-- BEGIN EXERCISE INPUT --

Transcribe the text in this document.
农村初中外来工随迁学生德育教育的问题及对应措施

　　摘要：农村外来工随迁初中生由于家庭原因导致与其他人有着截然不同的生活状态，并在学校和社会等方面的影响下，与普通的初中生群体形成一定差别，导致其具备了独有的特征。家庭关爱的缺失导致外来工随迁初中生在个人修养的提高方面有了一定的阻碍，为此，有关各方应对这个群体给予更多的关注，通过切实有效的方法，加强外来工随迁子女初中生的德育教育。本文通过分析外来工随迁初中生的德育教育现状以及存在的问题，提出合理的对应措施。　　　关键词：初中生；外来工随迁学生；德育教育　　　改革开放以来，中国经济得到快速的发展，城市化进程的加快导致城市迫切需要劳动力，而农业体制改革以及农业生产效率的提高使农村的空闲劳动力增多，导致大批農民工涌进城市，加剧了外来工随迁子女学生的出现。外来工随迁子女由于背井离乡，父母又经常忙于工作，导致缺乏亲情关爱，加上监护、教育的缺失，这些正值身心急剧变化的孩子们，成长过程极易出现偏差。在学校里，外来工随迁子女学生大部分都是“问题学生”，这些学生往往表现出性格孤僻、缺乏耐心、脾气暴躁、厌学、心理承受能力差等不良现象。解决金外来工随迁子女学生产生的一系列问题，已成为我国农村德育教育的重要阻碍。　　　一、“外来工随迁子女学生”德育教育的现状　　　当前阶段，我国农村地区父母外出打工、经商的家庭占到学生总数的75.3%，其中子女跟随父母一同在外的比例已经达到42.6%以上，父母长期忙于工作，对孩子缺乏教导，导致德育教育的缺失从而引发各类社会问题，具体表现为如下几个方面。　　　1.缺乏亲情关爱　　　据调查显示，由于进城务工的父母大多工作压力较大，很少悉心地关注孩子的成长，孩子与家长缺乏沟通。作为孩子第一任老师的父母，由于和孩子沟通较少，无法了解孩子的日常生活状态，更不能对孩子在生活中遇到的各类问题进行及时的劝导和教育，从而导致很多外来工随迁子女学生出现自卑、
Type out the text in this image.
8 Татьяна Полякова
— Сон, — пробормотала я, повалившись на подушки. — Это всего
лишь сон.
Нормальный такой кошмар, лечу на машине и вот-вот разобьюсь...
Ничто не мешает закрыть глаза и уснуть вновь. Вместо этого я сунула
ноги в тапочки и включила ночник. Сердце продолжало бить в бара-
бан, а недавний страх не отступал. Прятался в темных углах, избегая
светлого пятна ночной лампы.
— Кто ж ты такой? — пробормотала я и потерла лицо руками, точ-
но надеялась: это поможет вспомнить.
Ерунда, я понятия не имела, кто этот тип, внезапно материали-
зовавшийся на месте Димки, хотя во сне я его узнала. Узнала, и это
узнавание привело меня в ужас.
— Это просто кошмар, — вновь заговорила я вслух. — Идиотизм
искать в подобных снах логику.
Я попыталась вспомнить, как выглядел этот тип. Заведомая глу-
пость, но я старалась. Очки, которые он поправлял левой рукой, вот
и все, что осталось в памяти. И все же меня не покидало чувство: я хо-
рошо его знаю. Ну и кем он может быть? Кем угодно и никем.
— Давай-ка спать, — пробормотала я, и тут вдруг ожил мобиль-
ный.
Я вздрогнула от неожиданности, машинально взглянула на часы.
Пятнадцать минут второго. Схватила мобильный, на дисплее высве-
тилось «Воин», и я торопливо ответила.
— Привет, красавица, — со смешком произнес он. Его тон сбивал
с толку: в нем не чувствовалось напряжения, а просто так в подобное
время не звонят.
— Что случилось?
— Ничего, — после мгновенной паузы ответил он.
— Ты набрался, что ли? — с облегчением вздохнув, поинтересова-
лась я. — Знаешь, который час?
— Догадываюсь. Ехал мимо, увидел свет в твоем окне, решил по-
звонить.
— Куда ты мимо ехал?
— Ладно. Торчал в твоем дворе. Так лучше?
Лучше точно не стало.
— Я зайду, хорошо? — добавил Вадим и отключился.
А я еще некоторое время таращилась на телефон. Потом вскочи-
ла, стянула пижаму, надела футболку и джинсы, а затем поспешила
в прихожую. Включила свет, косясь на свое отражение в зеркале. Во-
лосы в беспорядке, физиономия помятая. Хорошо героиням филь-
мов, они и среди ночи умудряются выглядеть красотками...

-- END EXERCISE INPUT --

WHAT THE TASK REQUIRES: List each line of the entries that holds the string "время".

OUTPUT OF THE TASK:
время не звонят.
А я еще некоторое время таращилась на телефон. Потом вскочи-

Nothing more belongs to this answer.